[start Entries supplied]

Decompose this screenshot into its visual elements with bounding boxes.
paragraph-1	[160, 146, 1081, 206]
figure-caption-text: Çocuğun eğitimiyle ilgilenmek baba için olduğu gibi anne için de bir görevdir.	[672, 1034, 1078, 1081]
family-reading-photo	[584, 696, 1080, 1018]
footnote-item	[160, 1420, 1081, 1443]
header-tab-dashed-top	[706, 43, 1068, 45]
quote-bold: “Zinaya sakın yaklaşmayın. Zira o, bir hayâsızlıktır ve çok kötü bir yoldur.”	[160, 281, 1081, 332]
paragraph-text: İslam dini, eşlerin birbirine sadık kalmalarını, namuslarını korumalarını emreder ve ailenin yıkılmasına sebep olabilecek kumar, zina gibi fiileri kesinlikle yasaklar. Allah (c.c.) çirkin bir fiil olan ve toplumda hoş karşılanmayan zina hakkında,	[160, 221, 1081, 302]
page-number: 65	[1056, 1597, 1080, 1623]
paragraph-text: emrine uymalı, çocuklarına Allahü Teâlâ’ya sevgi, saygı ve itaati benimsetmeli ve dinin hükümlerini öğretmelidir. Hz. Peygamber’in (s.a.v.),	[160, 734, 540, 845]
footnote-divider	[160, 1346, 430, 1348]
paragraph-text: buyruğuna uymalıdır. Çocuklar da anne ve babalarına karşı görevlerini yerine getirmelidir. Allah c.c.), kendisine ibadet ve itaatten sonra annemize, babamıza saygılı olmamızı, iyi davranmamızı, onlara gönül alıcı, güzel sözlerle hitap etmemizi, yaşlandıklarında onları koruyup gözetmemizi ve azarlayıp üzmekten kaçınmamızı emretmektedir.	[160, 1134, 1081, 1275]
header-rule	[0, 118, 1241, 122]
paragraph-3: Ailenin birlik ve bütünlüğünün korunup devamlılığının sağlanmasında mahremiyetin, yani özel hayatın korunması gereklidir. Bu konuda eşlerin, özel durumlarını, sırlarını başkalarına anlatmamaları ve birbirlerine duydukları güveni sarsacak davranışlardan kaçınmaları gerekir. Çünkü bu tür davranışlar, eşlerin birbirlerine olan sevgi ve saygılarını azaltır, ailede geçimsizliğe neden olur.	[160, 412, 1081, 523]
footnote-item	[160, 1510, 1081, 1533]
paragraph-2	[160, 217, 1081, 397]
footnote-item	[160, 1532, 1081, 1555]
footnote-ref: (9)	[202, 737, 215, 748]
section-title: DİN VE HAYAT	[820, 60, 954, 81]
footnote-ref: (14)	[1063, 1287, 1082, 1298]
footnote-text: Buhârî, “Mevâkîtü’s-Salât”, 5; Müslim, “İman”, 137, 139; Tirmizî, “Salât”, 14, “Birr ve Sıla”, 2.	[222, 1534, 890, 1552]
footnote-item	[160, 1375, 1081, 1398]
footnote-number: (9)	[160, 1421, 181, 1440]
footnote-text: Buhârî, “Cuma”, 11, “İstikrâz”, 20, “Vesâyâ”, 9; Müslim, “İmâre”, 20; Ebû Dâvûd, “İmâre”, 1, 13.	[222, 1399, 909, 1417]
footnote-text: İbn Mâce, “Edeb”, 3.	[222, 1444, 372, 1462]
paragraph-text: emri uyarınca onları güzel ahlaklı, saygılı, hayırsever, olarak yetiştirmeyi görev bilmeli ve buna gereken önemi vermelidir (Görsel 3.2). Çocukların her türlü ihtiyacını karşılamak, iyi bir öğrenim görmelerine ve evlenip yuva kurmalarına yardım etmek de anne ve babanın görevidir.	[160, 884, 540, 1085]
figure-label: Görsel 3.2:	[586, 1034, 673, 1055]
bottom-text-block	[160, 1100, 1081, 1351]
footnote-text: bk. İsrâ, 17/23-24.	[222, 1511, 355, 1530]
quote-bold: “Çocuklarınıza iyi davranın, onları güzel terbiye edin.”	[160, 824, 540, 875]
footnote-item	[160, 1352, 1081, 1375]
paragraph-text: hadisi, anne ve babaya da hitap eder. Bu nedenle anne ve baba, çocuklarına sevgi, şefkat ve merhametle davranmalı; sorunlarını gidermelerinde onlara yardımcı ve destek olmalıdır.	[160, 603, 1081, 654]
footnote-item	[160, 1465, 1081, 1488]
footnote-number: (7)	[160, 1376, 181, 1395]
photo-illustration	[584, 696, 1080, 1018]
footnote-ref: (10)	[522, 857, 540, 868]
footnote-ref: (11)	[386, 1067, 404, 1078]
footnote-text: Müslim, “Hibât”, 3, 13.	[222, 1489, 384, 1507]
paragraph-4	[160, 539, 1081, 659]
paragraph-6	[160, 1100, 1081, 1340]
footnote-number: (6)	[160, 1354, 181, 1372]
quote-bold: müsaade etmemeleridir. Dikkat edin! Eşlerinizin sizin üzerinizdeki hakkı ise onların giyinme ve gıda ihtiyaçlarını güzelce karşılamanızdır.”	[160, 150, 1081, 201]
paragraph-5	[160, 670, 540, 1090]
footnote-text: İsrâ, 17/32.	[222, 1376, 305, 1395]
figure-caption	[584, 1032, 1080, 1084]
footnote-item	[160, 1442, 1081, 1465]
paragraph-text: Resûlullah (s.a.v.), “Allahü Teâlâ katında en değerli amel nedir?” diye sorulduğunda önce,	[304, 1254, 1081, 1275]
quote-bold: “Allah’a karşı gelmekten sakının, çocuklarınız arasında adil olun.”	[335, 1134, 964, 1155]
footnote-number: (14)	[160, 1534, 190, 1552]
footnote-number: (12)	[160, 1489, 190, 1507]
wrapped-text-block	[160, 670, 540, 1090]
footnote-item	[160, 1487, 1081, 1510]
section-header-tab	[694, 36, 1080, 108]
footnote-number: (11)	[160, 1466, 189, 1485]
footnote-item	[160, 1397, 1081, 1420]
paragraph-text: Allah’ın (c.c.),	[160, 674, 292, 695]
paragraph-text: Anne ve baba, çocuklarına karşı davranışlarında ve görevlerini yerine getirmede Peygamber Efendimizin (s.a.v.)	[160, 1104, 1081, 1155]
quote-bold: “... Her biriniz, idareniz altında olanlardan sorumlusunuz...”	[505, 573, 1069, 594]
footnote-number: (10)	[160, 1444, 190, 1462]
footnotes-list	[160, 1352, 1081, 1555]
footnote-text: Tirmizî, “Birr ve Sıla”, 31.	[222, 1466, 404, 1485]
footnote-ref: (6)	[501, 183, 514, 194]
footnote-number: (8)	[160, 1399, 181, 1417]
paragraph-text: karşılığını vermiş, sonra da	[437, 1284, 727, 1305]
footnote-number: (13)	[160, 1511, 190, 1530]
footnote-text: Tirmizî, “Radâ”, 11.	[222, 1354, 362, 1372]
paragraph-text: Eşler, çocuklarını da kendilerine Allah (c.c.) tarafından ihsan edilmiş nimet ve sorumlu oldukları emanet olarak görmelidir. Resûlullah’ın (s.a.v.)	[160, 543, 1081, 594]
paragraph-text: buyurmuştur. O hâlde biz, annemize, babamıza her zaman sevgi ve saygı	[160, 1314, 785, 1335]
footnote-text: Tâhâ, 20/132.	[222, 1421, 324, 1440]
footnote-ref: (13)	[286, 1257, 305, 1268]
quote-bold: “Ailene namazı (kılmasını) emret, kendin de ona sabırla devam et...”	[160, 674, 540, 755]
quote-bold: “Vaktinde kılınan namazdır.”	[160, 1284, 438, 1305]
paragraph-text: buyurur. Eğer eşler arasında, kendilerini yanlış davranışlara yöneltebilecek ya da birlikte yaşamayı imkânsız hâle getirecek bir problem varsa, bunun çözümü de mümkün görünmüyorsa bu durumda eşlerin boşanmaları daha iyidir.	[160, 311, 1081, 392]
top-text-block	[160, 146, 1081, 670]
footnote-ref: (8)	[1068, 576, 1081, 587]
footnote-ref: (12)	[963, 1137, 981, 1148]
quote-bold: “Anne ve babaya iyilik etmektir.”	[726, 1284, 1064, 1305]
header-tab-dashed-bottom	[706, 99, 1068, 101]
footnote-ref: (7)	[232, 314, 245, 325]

[end Entries supplied]

## Problem requirements
Reproduce every line from the start of the entries down to the line containing "paragraph-3: Ailenin birlik", with both ends included.

## Written reply
Decompose this screenshot into its visual elements with bounding boxes.
paragraph-1	[160, 146, 1081, 206]
figure-caption-text: Çocuğun eğitimiyle ilgilenmek baba için olduğu gibi anne için de bir görevdir.	[672, 1034, 1078, 1081]
family-reading-photo	[584, 696, 1080, 1018]
footnote-item	[160, 1420, 1081, 1443]
header-tab-dashed-top	[706, 43, 1068, 45]
quote-bold: “Zinaya sakın yaklaşmayın. Zira o, bir hayâsızlıktır ve çok kötü bir yoldur.”	[160, 281, 1081, 332]
paragraph-text: İslam dini, eşlerin birbirine sadık kalmalarını, namuslarını korumalarını emreder ve ailenin yıkılmasına sebep olabilecek kumar, zina gibi fiileri kesinlikle yasaklar. Allah (c.c.) çirkin bir fiil olan ve toplumda hoş karşılanmayan zina hakkında,	[160, 221, 1081, 302]
page-number: 65	[1056, 1597, 1080, 1623]
paragraph-text: emrine uymalı, çocuklarına Allahü Teâlâ’ya sevgi, saygı ve itaati benimsetmeli ve dinin hükümlerini öğretmelidir. Hz. Peygamber’in (s.a.v.),	[160, 734, 540, 845]
footnote-divider	[160, 1346, 430, 1348]
paragraph-text: buyruğuna uymalıdır. Çocuklar da anne ve babalarına karşı görevlerini yerine getirmelidir. Allah c.c.), kendisine ibadet ve itaatten sonra annemize, babamıza saygılı olmamızı, iyi davranmamızı, onlara gönül alıcı, güzel sözlerle hitap etmemizi, yaşlandıklarında onları koruyup gözetmemizi ve azarlayıp üzmekten kaçınmamızı emretmektedir.	[160, 1134, 1081, 1275]
header-rule	[0, 118, 1241, 122]
paragraph-3: Ailenin birlik ve bütünlüğünün korunup devamlılığının sağlanmasında mahremiyetin, yani özel hayatın korunması gereklidir. Bu konuda eşlerin, özel durumlarını, sırlarını başkalarına anlatmamaları ve birbirlerine duydukları güveni sarsacak davranışlardan kaçınmaları gerekir. Çünkü bu tür davranışlar, eşlerin birbirlerine olan sevgi ve saygılarını azaltır, ailede geçimsizliğe neden olur.	[160, 412, 1081, 523]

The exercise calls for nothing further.